-- START Records shown --
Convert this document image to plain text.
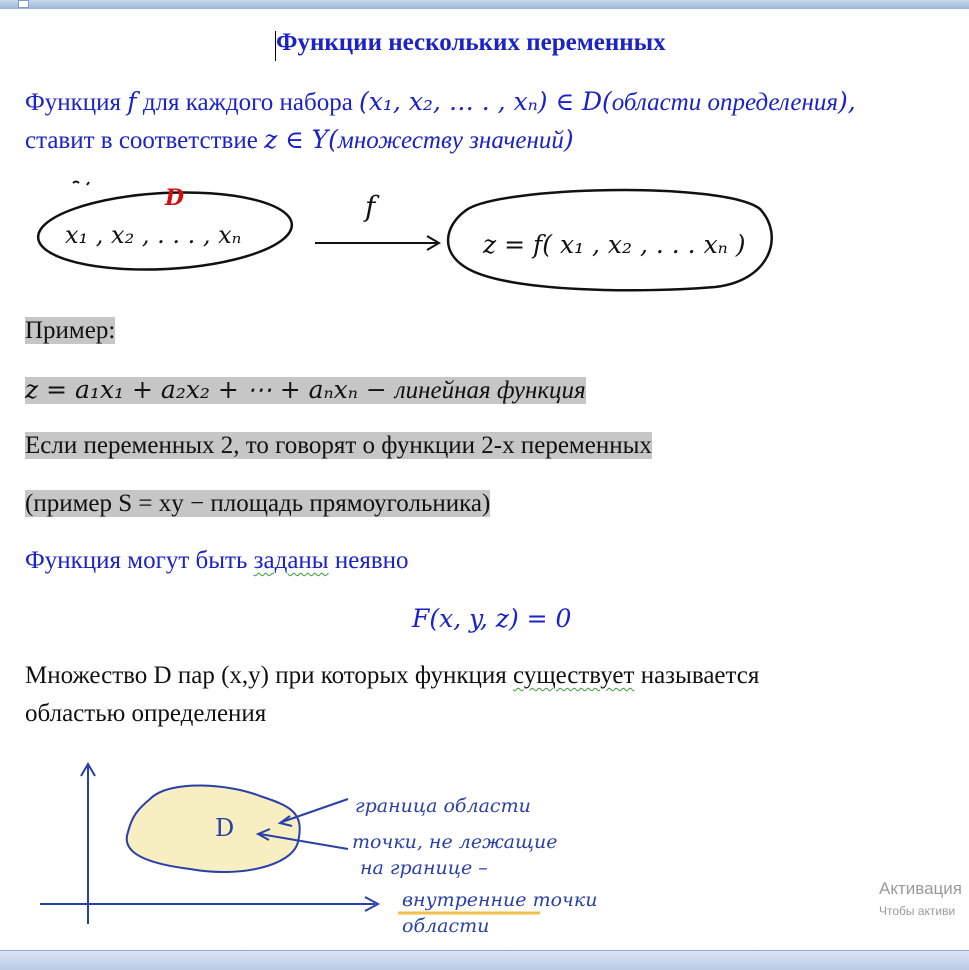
Функции нескольких переменных
Функция f для каждого набора (x₁, x₂, … . , xₙ) ∈ D(области определения),
ставит в соответствие z ∈ Y(множеству значений)
D
x₁ , x₂ , . . . , xₙ
f
z = f( x₁ , x₂ , . . . xₙ )
Пример:
z = a₁x₁ + a₂x₂ + ⋯ + aₙxₙ − линейная функция
Если переменных 2, то говорят о функции 2-х переменных
(пример S = xy − площадь прямоугольника)
Функция могут быть заданы неявно
F(x, y, z) = 0
Множество D пар (x,y) при которых функция существует называется
областью определения
D
граница области
точки, не лежащие
на границе –
внутренние точки
области
Активация
Чтобы активи
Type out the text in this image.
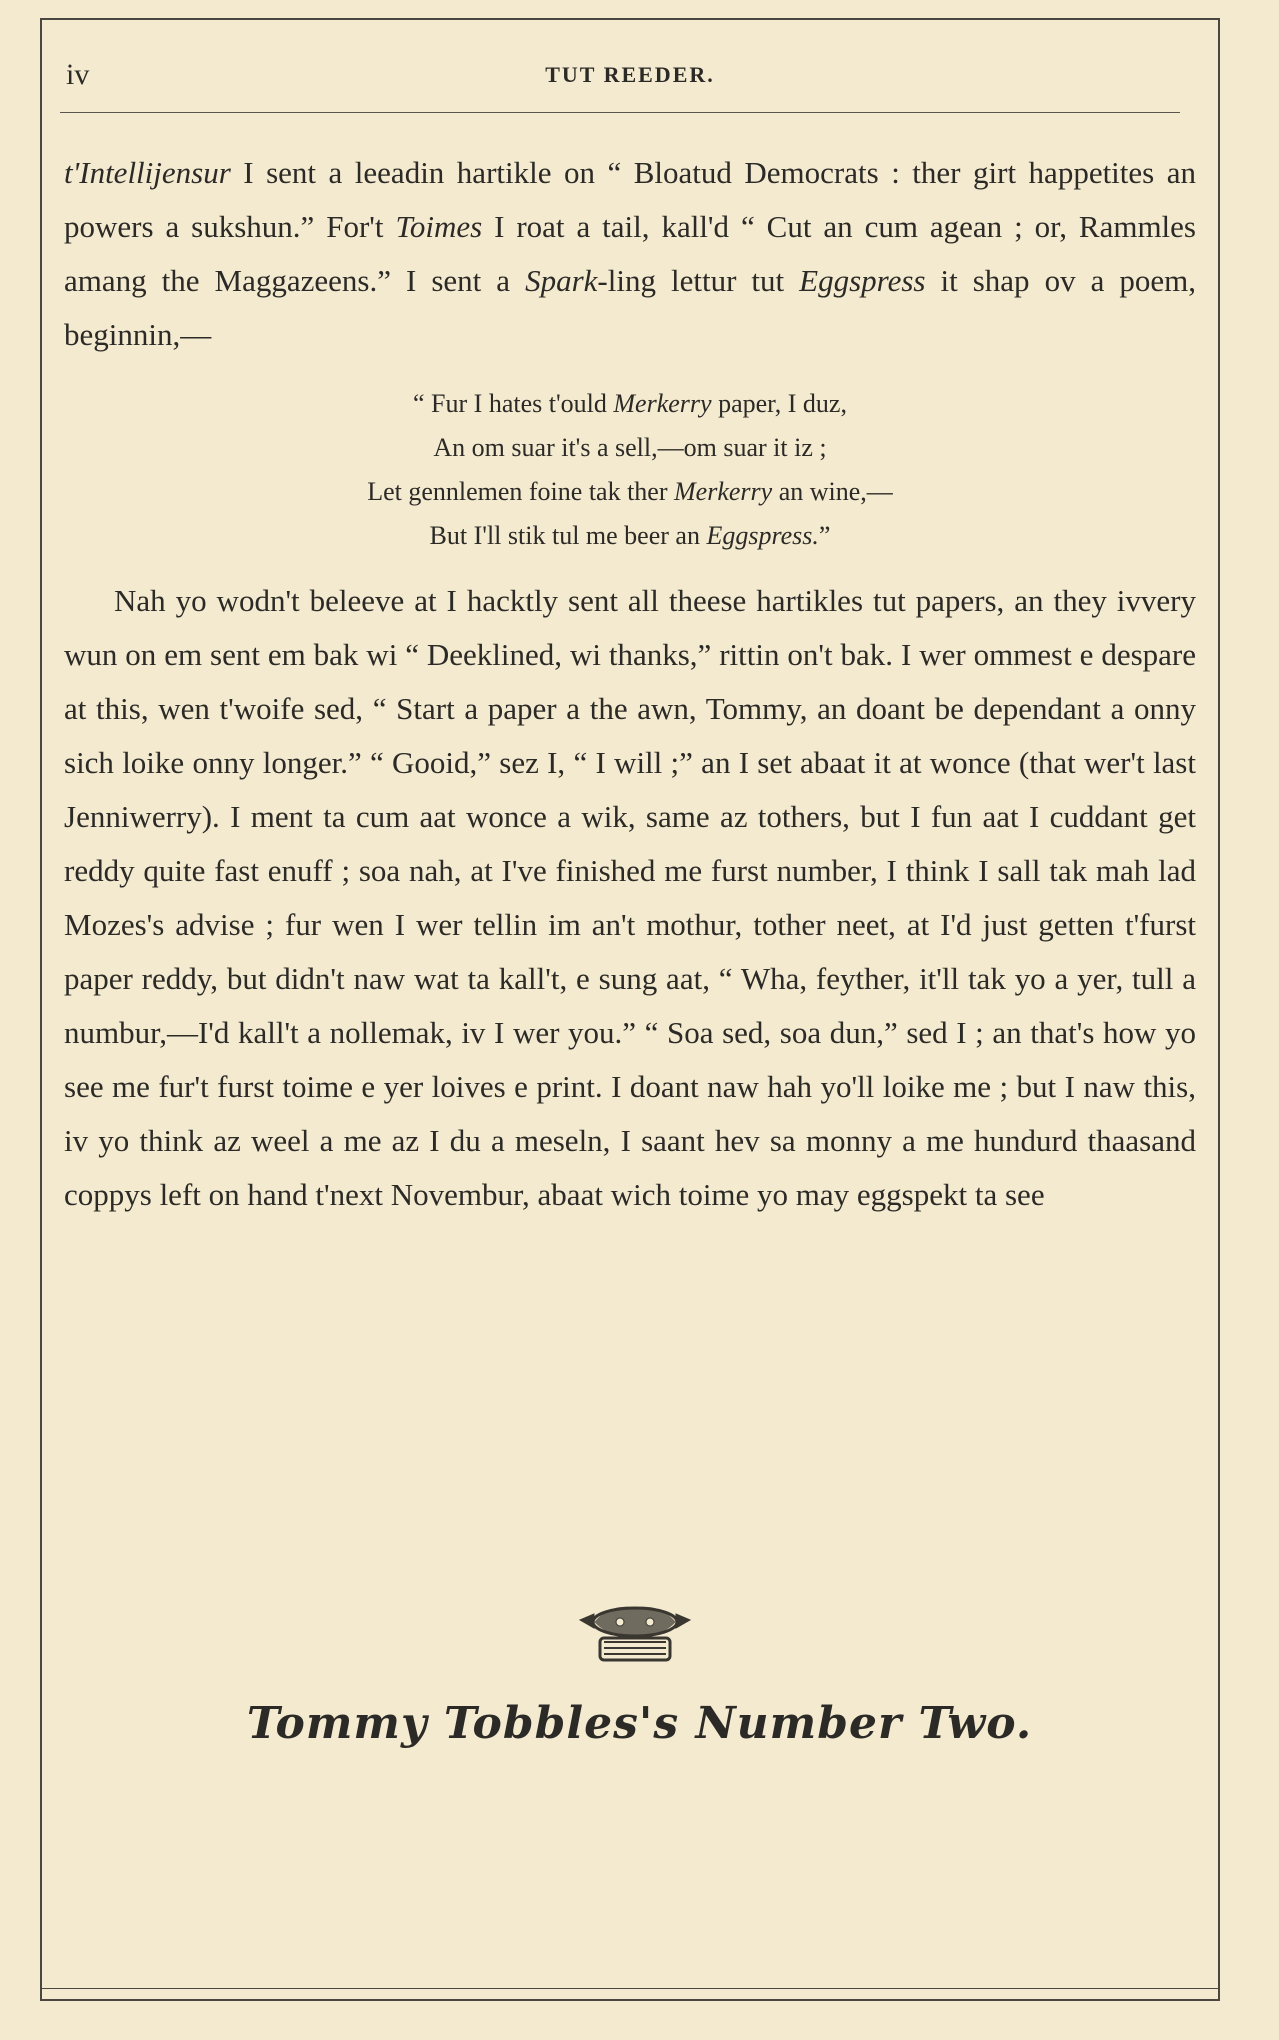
iv	TUT REEDER.

t'Intellijensur I sent a leeadin hartikle on “ Bloatud Democrats : ther girt happetites an powers a sukshun.” For't Toimes I roat a tail, kall'd “ Cut an cum agean ; or, Rammles amang the Maggazeens.” I sent a Spark-ling lettur tut Eggspress it shap ov a poem, beginnin,—

“ Fur I hates t'ould Merkerry paper, I duz,
An om suar it's a sell,—om suar it iz ;
Let gennlemen foine tak ther Merkerry an wine,—
But I'll stik tul me beer an Eggspress.”

Nah yo wodn't beleeve at I hacktly sent all theese hartikles tut papers, an they ivvery wun on em sent em bak wi “ Deeklined, wi thanks,” rittin on't bak. I wer ommest e despare at this, wen t'woife sed, “ Start a paper a the awn, Tommy, an doant be dependant a onny sich loike onny longer.” “ Gooid,” sez I, “ I will ;” an I set abaat it at wonce (that wer't last Jenniwerry). I ment ta cum aat wonce a wik, same az tothers, but I fun aat I cuddant get reddy quite fast enuff ; soa nah, at I've finished me furst number, I think I sall tak mah lad Mozes's advise ; fur wen I wer tellin im an't mothur, tother neet, at I'd just getten t'furst paper reddy, but didn't naw wat ta kall't, e sung aat, “ Wha, feyther, it'll tak yo a yer, tull a numbur,—I'd kall't a nollemak, iv I wer you.” “ Soa sed, soa dun,” sed I ; an that's how yo see me fur't furst toime e yer loives e print. I doant naw hah yo'll loike me ; but I naw this, iv yo think az weel a me az I du a meseln, I saant hev sa monny a me hundurd thaasand coppys left on hand t'next Novembur, abaat wich toime yo may eggspekt ta see

Tommy Tobbles's Number Two.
-- END Records shown --
Set problem:
Filter the records above for "text" and copy every matching line.

Answer below:
Convert this document image to plain text.
Type out the text in this image.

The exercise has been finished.